- [DATA SUPPLIED]:
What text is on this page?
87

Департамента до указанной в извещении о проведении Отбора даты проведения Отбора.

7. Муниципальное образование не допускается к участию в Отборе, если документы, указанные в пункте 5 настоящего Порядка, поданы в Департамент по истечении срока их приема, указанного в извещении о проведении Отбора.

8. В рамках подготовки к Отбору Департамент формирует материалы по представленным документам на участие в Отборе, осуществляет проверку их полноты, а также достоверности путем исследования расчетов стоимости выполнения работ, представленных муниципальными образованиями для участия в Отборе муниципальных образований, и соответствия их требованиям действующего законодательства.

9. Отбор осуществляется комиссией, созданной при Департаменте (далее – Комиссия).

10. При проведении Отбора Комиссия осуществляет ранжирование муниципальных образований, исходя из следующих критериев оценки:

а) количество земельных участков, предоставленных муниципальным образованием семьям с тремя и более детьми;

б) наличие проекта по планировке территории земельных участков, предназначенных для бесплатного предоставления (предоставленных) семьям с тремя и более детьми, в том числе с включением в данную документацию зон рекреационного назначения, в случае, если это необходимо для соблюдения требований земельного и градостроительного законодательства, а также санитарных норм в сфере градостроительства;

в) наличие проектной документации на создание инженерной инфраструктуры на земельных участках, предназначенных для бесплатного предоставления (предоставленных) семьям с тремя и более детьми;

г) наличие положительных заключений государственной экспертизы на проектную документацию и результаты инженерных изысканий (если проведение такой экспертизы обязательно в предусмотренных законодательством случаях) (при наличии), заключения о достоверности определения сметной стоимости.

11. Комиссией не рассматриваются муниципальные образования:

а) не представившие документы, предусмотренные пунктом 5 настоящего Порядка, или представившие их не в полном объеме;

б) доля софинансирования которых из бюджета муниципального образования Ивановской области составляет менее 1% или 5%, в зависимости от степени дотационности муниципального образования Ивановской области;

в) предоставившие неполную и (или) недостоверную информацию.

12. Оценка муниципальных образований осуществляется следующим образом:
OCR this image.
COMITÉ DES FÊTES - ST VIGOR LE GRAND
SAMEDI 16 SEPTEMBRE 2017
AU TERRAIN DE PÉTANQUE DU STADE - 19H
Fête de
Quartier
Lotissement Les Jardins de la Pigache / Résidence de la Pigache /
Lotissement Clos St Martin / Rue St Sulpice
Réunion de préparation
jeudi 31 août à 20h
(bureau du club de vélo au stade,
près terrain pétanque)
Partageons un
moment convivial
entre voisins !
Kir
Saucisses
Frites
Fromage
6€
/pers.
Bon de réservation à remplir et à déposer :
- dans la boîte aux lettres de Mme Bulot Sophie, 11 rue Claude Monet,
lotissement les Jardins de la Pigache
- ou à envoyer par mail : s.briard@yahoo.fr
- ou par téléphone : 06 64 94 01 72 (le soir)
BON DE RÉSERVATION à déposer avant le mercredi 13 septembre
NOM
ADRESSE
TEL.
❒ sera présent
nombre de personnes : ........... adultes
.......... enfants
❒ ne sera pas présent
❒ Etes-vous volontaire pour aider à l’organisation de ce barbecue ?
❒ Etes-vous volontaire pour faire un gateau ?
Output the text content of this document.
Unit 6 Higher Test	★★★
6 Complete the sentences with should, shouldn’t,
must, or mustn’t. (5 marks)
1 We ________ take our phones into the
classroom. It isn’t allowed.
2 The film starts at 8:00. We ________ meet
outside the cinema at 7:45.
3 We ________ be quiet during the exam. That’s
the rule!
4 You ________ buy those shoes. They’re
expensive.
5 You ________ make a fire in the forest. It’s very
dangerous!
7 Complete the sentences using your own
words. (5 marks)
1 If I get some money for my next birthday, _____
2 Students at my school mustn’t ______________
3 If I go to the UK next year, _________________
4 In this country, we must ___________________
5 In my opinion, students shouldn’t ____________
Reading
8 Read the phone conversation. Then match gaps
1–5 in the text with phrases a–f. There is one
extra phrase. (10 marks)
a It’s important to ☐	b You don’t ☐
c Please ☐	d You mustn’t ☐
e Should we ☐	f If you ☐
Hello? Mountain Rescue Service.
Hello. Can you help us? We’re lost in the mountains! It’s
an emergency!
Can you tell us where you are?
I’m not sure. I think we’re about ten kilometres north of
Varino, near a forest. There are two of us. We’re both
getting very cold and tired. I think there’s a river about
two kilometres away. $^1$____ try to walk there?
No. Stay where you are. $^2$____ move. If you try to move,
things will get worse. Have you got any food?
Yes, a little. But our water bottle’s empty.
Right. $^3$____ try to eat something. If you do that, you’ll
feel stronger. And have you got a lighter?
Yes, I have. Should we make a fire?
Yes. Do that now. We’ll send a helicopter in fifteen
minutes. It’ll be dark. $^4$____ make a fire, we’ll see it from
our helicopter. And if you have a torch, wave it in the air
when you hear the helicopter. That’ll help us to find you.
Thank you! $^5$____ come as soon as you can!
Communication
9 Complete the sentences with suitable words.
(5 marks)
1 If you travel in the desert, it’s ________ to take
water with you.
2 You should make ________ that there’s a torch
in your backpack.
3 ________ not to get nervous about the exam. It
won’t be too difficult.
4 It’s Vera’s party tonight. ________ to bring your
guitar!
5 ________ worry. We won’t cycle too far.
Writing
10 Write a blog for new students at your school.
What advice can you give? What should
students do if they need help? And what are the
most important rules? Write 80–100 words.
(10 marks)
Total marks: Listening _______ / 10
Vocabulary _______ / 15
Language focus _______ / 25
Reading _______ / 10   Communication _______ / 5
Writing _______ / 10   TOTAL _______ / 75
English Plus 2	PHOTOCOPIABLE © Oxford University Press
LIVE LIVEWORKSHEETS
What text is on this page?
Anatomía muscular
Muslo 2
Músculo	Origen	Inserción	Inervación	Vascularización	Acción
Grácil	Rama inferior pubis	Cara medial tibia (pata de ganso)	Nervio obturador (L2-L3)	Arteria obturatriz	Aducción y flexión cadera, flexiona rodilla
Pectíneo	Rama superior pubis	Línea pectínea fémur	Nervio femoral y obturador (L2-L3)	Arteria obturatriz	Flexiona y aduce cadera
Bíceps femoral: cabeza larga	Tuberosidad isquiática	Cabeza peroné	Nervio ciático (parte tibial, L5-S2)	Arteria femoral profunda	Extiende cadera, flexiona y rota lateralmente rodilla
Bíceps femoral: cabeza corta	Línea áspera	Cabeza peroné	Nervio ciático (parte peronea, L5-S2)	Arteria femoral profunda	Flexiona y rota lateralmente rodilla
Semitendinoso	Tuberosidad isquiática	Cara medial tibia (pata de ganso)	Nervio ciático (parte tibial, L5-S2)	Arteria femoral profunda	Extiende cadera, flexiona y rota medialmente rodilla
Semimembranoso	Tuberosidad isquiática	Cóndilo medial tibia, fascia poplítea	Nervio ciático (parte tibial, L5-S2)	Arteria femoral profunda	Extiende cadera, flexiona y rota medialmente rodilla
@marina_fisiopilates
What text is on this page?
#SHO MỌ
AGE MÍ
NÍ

- [OBJECTIVE]:
Which lines contain the word "fire"? Return each of them.

- [SOLUTION TO THIS TASK]:
5 You ________ make a fire in the forest. It’s very
Yes, I have. Should we make a fire?
minutes. It’ll be dark. $^4$____ make a fire, we’ll see it from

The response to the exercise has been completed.